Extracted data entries

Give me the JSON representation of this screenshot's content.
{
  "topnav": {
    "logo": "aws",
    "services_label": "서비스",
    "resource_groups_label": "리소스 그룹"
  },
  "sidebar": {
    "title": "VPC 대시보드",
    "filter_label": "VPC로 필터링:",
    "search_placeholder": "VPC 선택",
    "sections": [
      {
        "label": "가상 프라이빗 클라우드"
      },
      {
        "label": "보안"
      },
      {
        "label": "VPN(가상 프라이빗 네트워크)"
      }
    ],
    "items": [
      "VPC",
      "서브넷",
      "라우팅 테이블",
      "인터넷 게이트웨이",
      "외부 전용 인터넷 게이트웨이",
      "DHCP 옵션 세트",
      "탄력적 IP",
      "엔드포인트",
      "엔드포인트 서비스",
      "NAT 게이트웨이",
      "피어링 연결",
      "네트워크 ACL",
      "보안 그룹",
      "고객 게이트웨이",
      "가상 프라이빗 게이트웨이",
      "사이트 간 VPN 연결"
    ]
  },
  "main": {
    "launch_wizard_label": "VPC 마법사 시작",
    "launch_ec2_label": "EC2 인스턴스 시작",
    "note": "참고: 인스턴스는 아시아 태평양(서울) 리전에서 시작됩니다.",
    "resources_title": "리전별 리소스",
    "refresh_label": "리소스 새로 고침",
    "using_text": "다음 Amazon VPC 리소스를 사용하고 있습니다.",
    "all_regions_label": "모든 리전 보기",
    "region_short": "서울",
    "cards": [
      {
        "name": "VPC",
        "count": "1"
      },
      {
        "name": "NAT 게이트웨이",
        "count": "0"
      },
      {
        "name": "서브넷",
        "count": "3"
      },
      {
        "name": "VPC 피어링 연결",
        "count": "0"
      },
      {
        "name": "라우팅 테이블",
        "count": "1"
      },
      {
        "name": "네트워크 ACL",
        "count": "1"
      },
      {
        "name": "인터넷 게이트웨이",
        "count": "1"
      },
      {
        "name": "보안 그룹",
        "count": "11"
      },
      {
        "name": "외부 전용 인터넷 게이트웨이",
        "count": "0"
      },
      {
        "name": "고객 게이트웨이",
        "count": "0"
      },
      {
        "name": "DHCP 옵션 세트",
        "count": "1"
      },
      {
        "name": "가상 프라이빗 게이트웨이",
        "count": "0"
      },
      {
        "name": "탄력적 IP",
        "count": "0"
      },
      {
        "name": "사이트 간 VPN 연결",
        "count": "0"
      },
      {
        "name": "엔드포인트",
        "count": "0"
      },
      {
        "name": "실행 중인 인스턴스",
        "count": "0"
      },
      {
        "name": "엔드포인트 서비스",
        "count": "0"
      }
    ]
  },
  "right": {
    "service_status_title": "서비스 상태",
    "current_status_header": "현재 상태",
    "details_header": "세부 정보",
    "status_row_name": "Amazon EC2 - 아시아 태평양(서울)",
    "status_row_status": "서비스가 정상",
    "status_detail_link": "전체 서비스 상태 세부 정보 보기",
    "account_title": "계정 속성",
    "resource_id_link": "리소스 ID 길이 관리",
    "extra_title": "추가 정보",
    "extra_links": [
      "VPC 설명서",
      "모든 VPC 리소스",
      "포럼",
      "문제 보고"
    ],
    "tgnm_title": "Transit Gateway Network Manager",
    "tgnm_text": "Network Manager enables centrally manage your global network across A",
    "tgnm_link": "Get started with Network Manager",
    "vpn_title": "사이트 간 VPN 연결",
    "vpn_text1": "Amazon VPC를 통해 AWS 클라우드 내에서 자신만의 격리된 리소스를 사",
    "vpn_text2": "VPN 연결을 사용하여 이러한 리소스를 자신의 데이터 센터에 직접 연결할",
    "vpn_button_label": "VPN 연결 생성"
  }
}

» **What the task requires**: Whenever "네트워크" turns up in a line, pick that line out.

» **The solution**:
        "label": "VPN(가상 프라이빗 네트워크)"
      "네트워크 ACL",
        "name": "네트워크 ACL",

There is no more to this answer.